Exercise goal:
Locate every line in the material below that has the word "https". Copy each of those lines.

Data provided:
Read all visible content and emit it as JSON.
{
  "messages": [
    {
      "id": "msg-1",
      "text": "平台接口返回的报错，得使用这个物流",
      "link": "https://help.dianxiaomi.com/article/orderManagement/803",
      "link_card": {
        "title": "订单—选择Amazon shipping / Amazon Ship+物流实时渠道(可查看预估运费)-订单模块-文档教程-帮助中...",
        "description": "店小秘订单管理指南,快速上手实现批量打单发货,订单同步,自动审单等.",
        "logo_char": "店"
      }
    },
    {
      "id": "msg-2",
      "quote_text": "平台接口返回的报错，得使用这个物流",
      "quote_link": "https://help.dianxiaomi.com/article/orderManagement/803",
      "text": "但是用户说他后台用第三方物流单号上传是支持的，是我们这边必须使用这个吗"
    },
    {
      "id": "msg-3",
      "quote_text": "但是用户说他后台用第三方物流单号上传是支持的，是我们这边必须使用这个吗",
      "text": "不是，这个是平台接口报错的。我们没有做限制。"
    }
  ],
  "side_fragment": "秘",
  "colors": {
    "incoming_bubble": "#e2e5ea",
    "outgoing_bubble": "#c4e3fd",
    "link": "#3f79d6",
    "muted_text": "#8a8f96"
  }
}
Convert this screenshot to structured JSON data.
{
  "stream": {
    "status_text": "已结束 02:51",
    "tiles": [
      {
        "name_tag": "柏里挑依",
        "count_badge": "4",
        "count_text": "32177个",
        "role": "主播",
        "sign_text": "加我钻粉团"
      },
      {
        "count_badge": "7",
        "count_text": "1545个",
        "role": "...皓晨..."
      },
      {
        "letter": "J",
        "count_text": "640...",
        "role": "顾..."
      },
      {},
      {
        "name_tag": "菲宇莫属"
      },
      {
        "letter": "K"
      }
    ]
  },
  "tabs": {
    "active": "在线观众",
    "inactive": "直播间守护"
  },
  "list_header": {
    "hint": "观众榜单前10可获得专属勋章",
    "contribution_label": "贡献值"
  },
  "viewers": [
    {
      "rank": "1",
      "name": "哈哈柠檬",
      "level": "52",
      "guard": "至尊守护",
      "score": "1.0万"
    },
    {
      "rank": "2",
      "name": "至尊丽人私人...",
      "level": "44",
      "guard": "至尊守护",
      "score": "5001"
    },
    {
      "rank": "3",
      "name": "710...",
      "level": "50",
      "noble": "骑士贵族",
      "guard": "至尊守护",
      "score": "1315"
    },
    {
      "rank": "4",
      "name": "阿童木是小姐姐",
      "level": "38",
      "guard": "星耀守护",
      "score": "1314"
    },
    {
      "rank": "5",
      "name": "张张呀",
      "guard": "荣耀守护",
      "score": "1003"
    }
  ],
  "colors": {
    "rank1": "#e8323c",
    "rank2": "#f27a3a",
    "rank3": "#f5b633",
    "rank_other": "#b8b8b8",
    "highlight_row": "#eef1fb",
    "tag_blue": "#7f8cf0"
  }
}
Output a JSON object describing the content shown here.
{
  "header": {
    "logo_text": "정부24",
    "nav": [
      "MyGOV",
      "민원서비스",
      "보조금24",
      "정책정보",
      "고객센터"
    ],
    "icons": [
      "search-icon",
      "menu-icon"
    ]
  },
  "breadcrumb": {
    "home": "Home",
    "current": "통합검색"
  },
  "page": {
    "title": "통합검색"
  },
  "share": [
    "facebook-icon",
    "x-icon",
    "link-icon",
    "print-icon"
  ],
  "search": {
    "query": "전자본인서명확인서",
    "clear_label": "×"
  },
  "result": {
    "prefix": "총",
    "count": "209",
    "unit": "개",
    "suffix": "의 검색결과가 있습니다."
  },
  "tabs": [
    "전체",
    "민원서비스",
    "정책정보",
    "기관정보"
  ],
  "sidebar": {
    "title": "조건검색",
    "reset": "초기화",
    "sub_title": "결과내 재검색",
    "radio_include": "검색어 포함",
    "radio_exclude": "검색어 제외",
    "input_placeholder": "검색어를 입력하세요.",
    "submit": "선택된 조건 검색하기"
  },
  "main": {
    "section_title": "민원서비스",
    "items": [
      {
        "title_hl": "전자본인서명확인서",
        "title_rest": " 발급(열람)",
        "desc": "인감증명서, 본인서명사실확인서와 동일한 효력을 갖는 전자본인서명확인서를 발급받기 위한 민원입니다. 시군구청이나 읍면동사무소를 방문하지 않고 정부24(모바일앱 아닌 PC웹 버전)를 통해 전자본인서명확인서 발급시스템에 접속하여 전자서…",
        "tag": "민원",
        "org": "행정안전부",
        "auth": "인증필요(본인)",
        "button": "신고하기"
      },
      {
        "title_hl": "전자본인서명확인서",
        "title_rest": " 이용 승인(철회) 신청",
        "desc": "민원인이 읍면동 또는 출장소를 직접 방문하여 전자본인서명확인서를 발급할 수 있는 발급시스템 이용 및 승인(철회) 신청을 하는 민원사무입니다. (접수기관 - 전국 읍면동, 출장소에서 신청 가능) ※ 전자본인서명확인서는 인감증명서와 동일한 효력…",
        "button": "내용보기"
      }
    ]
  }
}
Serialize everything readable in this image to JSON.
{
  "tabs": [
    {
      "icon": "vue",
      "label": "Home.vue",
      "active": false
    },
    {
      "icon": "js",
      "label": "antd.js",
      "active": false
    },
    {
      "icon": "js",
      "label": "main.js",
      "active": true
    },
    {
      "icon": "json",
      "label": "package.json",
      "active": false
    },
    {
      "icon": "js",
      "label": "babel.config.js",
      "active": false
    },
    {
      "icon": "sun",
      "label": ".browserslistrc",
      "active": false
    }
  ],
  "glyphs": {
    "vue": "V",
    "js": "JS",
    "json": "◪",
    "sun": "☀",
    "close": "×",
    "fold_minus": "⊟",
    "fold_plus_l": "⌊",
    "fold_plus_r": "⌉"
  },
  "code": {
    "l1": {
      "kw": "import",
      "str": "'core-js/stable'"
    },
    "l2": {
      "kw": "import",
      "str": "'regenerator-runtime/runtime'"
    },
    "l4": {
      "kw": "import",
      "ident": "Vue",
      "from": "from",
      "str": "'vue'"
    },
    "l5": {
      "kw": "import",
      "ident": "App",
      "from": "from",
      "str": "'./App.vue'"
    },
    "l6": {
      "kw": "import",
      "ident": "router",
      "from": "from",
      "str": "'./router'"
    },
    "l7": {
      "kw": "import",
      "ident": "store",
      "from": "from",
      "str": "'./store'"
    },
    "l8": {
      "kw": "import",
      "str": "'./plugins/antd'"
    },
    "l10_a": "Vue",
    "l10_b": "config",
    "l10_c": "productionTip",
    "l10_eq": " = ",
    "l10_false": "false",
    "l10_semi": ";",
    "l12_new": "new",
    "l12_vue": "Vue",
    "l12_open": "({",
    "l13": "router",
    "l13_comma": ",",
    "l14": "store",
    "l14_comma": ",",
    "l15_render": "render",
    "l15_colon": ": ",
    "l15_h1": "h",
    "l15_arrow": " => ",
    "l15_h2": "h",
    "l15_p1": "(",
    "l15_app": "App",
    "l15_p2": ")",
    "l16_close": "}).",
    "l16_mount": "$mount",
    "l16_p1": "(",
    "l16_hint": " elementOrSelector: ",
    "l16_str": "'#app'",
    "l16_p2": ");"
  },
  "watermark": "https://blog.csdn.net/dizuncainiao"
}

The answer:
      "link": "https://help.dianxiaomi.com/article/orderManagement/803",
      "quote_link": "https://help.dianxiaomi.com/article/orderManagement/803",
  "watermark": "https://blog.csdn.net/dizuncainiao"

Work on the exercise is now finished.